• _Goal_
Write out every entry precisely as given, leaving the pictures out.
Exercise input start
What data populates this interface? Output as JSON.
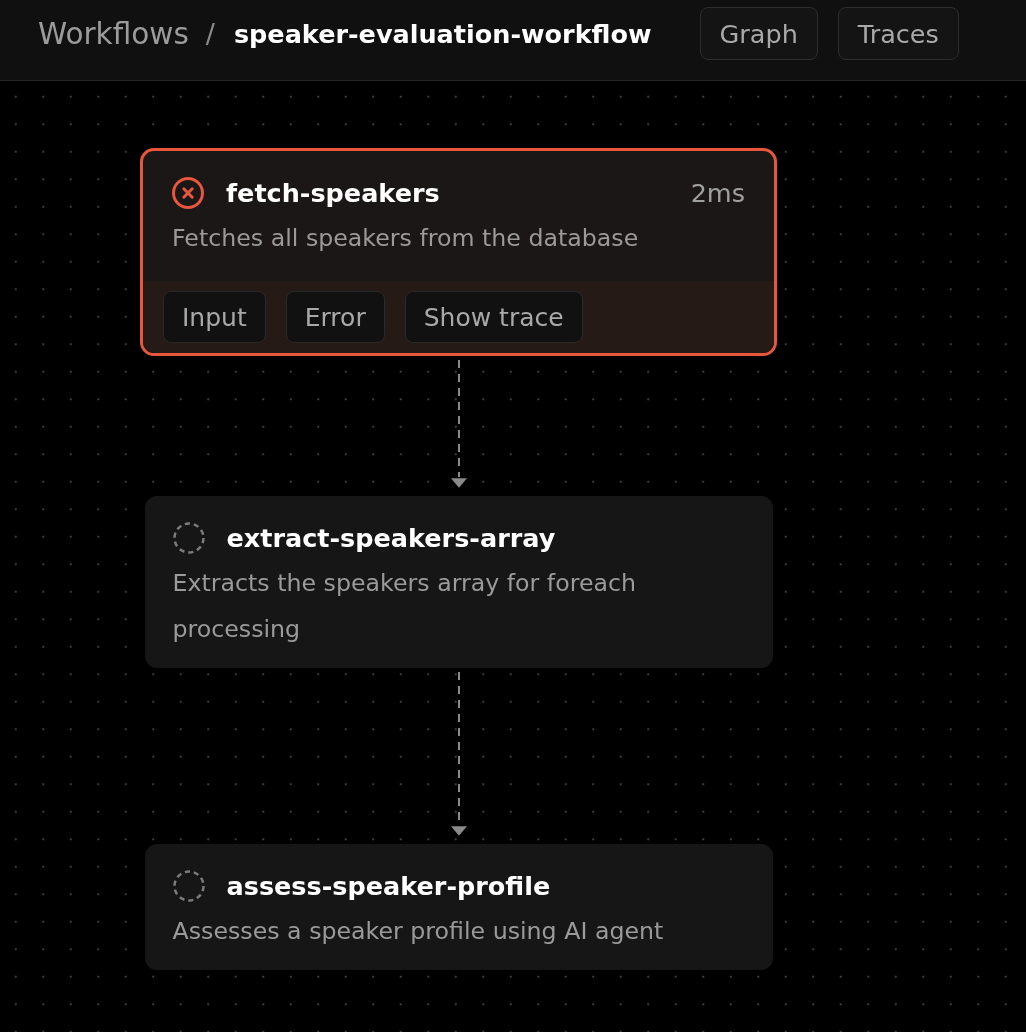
{
  "header": {
    "breadcrumb": {
      "parent": "Workflows",
      "separator": "/",
      "current": "speaker-evaluation-workflow"
    },
    "view_buttons": [
      {
        "label": "Graph"
      },
      {
        "label": "Traces"
      }
    ]
  },
  "steps": [
    {
      "name": "fetch-speakers",
      "kind": "failed",
      "duration": "2ms",
      "description": "Fetches all speakers from the database",
      "actions": [
        {
          "label": "Input"
        },
        {
          "label": "Error"
        },
        {
          "label": "Show trace"
        }
      ]
    },
    {
      "name": "extract-speakers-array",
      "kind": "pending",
      "description": "Extracts the speakers array for foreach processing"
    },
    {
      "name": "assess-speaker-profile",
      "kind": "pending",
      "description": "Assesses a speaker profile using AI agent"
    }
  ]
}
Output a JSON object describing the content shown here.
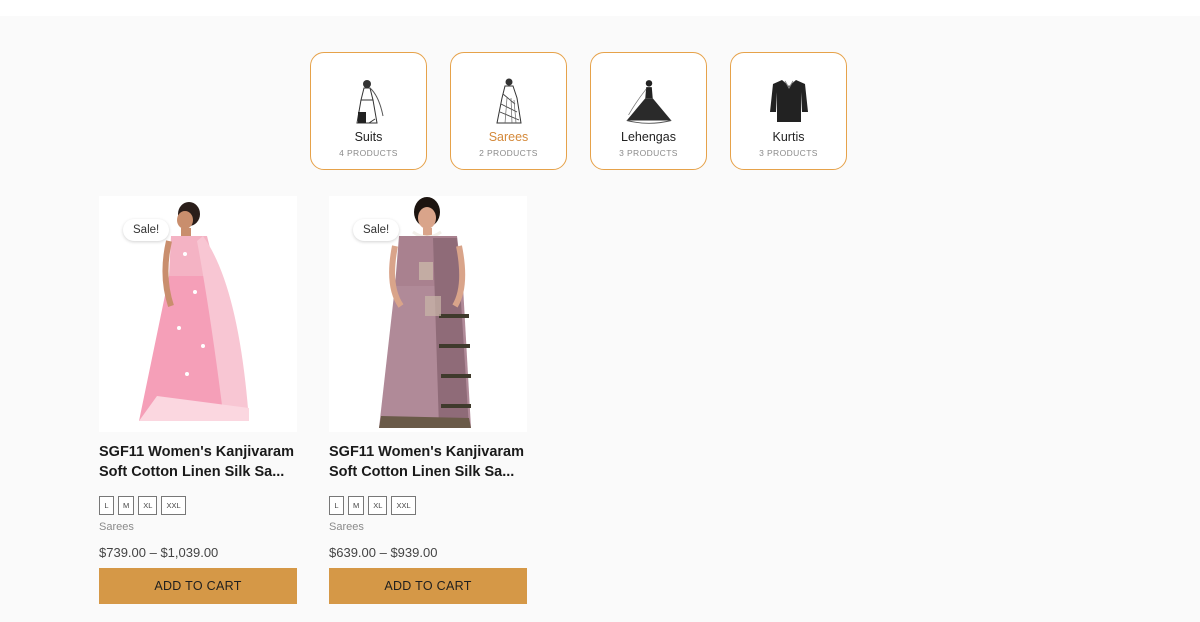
{
  "categories": [
    {
      "name": "Suits",
      "count": "4 PRODUCTS",
      "icon": "suit-icon"
    },
    {
      "name": "Sarees",
      "count": "2 PRODUCTS",
      "icon": "saree-icon",
      "active": true
    },
    {
      "name": "Lehengas",
      "count": "3 PRODUCTS",
      "icon": "lehenga-icon"
    },
    {
      "name": "Kurtis",
      "count": "3 PRODUCTS",
      "icon": "kurti-icon"
    }
  ],
  "products": [
    {
      "badge": "Sale!",
      "title": "SGF11 Women's Kanjivaram Soft Cotton Linen Silk Sa...",
      "sizes": [
        "L",
        "M",
        "XL",
        "XXL"
      ],
      "category": "Sarees",
      "price": "$739.00 – $1,039.00",
      "button": "ADD TO CART",
      "image": "pink-saree-model-photo"
    },
    {
      "badge": "Sale!",
      "title": "SGF11 Women's Kanjivaram Soft Cotton Linen Silk Sa...",
      "sizes": [
        "L",
        "M",
        "XL",
        "XXL"
      ],
      "category": "Sarees",
      "price": "$639.00 – $939.00",
      "button": "ADD TO CART",
      "image": "mauve-saree-model-photo"
    }
  ],
  "colors": {
    "accent": "#d59847",
    "card_border": "#e6a24a",
    "active_text": "#d4893a"
  }
}
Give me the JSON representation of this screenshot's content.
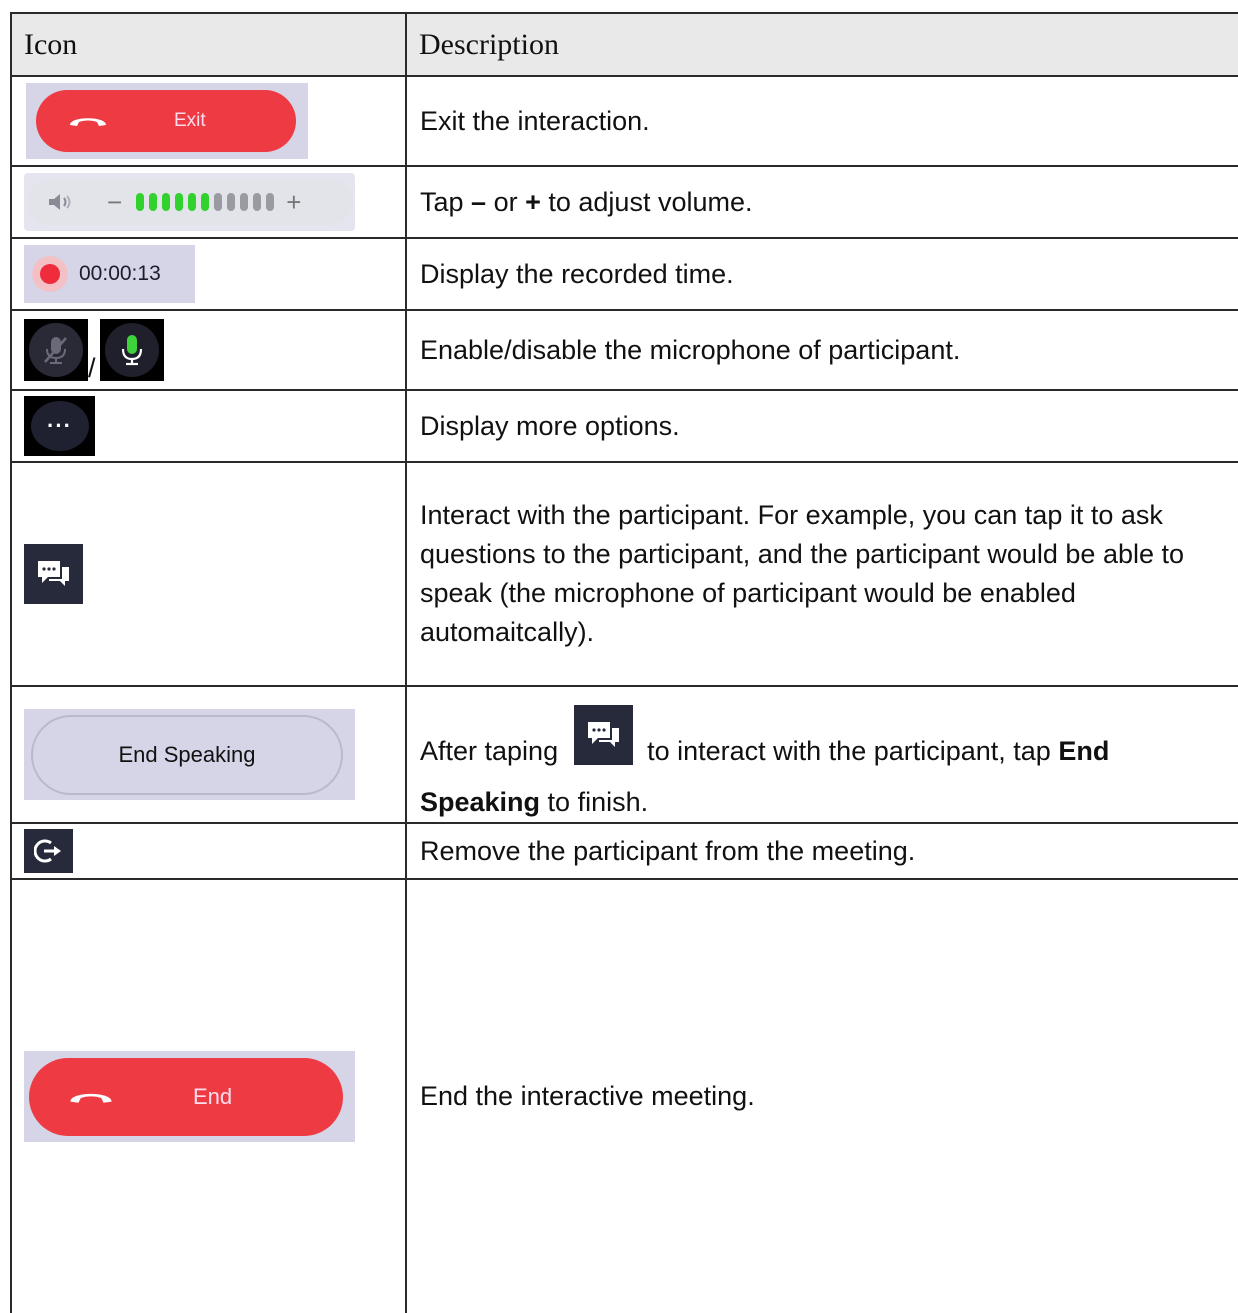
Exercise input end
• _Result of this task_
What data populates this interface? Output as JSON.
{
  "header": {
    "breadcrumb": {
      "parent": "Workflows",
      "separator": "/",
      "current": "speaker-evaluation-workflow"
    },
    "view_buttons": [
      {
        "label": "Graph"
      },
      {
        "label": "Traces"
      }
    ]
  },
  "steps": [
    {
      "name": "fetch-speakers",
      "kind": "failed",
      "duration": "2ms",
      "description": "Fetches all speakers from the database",
      "actions": [
        {
          "label": "Input"
        },
        {
          "label": "Error"
        },
        {
          "label": "Show trace"
        }
      ]
    },
    {
      "name": "extract-speakers-array",
      "kind": "pending",
      "description": "Extracts the speakers array for foreach processing"
    },
    {
      "name": "assess-speaker-profile",
      "kind": "pending",
      "description": "Assesses a speaker profile using AI agent"
    }
  ]
}
Output a JSON object describing the content shown here.
{
  "categories": [
    {
      "name": "Suits",
      "count": "4 PRODUCTS",
      "icon": "suit-icon"
    },
    {
      "name": "Sarees",
      "count": "2 PRODUCTS",
      "icon": "saree-icon",
      "active": true
    },
    {
      "name": "Lehengas",
      "count": "3 PRODUCTS",
      "icon": "lehenga-icon"
    },
    {
      "name": "Kurtis",
      "count": "3 PRODUCTS",
      "icon": "kurti-icon"
    }
  ],
  "products": [
    {
      "badge": "Sale!",
      "title": "SGF11 Women's Kanjivaram Soft Cotton Linen Silk Sa...",
      "sizes": [
        "L",
        "M",
        "XL",
        "XXL"
      ],
      "category": "Sarees",
      "price": "$739.00 – $1,039.00",
      "button": "ADD TO CART",
      "image": "pink-saree-model-photo"
    },
    {
      "badge": "Sale!",
      "title": "SGF11 Women's Kanjivaram Soft Cotton Linen Silk Sa...",
      "sizes": [
        "L",
        "M",
        "XL",
        "XXL"
      ],
      "category": "Sarees",
      "price": "$639.00 – $939.00",
      "button": "ADD TO CART",
      "image": "mauve-saree-model-photo"
    }
  ],
  "colors": {
    "accent": "#d59847",
    "card_border": "#e6a24a",
    "active_text": "#d4893a"
  }
}
Give me the JSON representation of this screenshot's content.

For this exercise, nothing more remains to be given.